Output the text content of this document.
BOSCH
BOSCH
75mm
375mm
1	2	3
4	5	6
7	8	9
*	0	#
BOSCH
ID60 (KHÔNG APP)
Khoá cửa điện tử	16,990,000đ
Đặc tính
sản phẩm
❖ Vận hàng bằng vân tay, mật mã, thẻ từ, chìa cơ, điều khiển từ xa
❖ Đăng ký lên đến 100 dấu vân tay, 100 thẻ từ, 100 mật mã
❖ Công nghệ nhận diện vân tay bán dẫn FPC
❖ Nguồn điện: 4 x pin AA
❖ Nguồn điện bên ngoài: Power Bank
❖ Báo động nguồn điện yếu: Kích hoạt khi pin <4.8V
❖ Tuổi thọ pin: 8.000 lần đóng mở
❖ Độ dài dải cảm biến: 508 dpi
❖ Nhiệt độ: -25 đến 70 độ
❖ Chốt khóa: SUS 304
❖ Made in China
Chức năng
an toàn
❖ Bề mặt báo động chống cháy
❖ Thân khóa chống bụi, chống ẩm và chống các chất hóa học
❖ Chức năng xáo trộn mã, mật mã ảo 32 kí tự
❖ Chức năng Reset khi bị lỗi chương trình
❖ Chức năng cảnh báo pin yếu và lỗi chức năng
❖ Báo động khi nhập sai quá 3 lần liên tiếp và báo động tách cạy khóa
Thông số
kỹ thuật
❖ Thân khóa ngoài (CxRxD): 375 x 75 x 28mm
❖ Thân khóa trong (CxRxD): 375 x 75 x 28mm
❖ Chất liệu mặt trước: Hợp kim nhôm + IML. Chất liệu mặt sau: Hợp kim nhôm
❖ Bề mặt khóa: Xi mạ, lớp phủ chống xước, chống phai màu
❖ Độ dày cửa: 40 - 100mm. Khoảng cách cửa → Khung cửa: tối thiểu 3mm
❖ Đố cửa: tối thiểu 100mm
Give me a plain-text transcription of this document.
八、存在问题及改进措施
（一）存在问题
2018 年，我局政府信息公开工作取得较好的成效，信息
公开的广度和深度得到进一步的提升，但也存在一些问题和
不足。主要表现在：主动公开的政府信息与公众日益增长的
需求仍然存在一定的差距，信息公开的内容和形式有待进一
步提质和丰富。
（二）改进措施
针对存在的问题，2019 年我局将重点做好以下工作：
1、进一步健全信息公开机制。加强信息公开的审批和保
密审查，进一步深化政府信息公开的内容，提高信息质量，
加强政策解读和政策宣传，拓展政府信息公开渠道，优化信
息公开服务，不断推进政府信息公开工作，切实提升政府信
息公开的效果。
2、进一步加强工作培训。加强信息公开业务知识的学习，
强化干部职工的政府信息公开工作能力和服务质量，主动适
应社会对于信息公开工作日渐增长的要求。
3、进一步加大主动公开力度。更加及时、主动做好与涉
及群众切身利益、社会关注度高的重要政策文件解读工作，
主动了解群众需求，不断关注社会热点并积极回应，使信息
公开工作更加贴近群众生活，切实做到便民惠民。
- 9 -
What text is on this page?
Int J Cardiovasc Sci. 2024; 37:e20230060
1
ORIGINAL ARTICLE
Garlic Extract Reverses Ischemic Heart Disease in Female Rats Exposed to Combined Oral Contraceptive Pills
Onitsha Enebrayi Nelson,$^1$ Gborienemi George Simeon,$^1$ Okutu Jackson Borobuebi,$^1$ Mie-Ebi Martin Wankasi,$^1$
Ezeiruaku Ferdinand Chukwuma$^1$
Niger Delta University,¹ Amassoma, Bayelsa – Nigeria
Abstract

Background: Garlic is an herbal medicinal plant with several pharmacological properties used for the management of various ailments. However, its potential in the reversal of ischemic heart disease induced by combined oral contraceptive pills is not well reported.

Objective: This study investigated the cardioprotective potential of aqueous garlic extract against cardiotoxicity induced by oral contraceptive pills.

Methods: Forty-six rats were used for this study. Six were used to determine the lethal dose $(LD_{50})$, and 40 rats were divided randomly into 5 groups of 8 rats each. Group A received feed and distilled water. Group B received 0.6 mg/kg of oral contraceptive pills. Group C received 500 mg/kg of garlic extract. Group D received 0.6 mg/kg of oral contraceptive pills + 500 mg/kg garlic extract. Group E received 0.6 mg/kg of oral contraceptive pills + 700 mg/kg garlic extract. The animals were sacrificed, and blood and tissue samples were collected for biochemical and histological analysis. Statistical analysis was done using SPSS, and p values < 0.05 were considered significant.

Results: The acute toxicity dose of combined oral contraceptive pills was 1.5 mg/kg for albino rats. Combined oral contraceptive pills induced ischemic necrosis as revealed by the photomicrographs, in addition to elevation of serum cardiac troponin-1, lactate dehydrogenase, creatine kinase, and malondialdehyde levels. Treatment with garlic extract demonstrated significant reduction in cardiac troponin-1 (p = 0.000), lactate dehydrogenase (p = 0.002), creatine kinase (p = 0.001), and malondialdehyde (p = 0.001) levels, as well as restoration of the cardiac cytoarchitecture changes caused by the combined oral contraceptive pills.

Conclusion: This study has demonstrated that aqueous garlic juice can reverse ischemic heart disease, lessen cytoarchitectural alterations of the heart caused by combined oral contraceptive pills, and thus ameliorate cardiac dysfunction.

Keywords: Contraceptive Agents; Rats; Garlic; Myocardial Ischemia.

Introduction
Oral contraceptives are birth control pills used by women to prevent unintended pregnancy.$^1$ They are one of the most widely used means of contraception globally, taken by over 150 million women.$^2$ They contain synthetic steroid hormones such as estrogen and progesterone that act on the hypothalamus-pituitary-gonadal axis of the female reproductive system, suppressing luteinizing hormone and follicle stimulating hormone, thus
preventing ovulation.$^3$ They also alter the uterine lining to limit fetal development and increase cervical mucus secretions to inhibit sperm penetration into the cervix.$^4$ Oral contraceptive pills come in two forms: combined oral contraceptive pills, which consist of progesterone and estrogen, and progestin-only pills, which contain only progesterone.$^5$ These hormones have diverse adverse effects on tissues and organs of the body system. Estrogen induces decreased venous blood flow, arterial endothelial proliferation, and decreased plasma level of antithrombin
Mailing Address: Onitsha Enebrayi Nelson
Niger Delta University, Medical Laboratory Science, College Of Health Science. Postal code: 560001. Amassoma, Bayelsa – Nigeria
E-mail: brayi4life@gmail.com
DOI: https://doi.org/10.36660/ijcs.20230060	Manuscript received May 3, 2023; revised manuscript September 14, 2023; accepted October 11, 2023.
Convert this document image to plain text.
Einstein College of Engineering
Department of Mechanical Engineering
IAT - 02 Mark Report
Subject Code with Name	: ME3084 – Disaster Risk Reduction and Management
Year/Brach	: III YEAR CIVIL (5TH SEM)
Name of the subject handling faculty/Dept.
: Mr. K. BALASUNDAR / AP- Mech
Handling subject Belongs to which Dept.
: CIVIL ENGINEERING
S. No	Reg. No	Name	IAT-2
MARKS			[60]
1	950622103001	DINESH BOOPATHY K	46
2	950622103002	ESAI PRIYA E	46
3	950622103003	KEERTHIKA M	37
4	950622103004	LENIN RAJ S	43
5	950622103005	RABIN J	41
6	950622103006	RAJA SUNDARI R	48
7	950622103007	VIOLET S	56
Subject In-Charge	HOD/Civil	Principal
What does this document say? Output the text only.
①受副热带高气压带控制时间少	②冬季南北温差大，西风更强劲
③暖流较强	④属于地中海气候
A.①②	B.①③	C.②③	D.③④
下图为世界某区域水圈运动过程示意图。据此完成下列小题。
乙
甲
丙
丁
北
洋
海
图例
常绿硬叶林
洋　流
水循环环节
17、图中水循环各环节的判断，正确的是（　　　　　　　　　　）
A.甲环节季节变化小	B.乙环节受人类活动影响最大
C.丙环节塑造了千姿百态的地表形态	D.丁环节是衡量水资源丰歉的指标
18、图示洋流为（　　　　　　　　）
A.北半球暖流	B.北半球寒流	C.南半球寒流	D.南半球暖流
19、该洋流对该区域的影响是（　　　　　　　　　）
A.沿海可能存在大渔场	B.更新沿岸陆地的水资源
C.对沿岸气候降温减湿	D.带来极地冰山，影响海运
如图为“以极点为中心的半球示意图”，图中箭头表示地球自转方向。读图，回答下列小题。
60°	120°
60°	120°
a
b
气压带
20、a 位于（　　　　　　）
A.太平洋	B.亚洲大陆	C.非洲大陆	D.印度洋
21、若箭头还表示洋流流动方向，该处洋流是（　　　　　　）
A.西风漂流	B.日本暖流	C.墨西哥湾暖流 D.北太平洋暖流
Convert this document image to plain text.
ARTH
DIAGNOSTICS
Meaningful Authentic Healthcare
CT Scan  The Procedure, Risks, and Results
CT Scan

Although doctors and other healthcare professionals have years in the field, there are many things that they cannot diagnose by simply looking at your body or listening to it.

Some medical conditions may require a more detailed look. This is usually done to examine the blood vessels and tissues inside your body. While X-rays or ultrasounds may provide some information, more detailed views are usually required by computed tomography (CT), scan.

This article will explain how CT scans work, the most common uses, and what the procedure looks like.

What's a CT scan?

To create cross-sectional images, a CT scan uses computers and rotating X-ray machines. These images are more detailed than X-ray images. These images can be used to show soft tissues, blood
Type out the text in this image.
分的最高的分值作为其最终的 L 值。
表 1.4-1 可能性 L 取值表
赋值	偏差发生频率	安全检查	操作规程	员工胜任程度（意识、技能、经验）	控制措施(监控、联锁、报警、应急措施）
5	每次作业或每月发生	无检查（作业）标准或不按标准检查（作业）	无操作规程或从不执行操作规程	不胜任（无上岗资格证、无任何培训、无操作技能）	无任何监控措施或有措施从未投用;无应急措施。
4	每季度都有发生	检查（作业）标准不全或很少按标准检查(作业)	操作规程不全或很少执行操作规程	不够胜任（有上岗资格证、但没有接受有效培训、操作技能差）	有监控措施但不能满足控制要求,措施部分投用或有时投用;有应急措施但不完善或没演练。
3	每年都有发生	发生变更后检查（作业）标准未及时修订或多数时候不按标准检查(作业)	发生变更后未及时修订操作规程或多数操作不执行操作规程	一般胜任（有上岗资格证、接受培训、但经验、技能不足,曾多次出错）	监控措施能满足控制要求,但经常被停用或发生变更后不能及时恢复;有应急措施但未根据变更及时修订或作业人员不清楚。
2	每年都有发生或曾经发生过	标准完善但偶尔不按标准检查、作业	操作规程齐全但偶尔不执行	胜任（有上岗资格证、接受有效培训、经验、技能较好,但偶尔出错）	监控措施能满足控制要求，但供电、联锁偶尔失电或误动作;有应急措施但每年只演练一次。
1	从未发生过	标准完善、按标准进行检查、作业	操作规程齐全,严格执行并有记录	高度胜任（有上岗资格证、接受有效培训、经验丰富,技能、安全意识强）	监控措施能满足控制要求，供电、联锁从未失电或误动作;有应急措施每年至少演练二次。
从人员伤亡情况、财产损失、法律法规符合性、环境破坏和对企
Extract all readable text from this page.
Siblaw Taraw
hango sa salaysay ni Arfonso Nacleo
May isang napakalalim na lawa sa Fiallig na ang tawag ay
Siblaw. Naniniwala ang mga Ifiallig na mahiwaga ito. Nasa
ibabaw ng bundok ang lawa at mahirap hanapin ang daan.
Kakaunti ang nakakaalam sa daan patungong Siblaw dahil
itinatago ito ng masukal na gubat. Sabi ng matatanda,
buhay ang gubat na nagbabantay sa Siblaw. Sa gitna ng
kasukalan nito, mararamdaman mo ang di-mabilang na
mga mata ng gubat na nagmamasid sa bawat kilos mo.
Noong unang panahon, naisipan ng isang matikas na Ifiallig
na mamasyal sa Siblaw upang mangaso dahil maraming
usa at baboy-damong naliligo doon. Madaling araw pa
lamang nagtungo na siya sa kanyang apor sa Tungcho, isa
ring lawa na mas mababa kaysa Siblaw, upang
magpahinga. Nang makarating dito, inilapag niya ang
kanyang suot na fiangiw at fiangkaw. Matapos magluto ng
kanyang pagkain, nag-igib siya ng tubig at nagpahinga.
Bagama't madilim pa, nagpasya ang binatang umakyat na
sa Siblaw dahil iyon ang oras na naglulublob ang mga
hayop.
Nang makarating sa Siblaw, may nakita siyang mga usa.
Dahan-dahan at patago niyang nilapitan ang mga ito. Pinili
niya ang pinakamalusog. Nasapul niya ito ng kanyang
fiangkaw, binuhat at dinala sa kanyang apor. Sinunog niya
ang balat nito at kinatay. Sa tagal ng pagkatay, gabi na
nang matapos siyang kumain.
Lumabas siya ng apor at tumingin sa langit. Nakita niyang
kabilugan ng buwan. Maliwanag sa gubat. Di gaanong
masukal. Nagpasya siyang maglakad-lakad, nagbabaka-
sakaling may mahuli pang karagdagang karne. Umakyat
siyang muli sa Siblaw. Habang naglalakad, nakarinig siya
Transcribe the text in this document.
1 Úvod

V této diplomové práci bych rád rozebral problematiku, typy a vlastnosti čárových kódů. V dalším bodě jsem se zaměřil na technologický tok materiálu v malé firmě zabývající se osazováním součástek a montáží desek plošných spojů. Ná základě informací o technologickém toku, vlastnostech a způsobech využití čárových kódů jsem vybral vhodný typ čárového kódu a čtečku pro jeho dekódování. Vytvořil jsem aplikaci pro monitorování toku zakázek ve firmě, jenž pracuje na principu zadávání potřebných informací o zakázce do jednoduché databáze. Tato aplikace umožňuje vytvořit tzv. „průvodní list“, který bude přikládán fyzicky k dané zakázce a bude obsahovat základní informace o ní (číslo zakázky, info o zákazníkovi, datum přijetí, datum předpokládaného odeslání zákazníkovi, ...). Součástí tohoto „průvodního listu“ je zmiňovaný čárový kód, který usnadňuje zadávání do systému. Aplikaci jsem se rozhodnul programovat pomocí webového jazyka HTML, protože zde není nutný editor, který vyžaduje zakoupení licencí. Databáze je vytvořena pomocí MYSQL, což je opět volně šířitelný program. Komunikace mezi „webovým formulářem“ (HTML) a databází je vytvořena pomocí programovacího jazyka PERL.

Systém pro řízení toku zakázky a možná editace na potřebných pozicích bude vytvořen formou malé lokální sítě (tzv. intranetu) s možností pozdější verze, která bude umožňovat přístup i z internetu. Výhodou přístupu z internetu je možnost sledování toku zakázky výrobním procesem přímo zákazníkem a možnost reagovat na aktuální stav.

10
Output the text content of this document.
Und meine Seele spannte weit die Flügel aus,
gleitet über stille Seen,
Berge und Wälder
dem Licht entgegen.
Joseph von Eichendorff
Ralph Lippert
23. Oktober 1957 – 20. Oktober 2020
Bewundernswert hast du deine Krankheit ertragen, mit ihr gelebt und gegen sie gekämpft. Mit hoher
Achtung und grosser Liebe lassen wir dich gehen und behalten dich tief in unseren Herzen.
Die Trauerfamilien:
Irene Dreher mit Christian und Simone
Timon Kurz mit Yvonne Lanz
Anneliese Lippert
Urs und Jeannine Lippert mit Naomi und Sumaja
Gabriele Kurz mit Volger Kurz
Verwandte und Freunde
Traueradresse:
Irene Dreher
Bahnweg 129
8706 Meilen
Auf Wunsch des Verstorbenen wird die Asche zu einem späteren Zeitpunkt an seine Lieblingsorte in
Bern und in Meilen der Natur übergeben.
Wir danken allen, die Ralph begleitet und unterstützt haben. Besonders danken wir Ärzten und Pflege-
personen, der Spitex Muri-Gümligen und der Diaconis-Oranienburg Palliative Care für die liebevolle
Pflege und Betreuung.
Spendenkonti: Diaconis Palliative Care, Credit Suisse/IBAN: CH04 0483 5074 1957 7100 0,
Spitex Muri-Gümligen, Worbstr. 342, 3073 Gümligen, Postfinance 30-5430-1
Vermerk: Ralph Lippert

◆ ◆ ◆

→ WORK TO DO
Copy every line of the material in which the word "Thân" occurs.

→ WRITTEN SOLUTION
❖ Thân khóa chống bụi, chống ẩm và chống các chất hóa học
❖ Thân khóa ngoài (CxRxD): 375 x 75 x 28mm
❖ Thân khóa trong (CxRxD): 375 x 75 x 28mm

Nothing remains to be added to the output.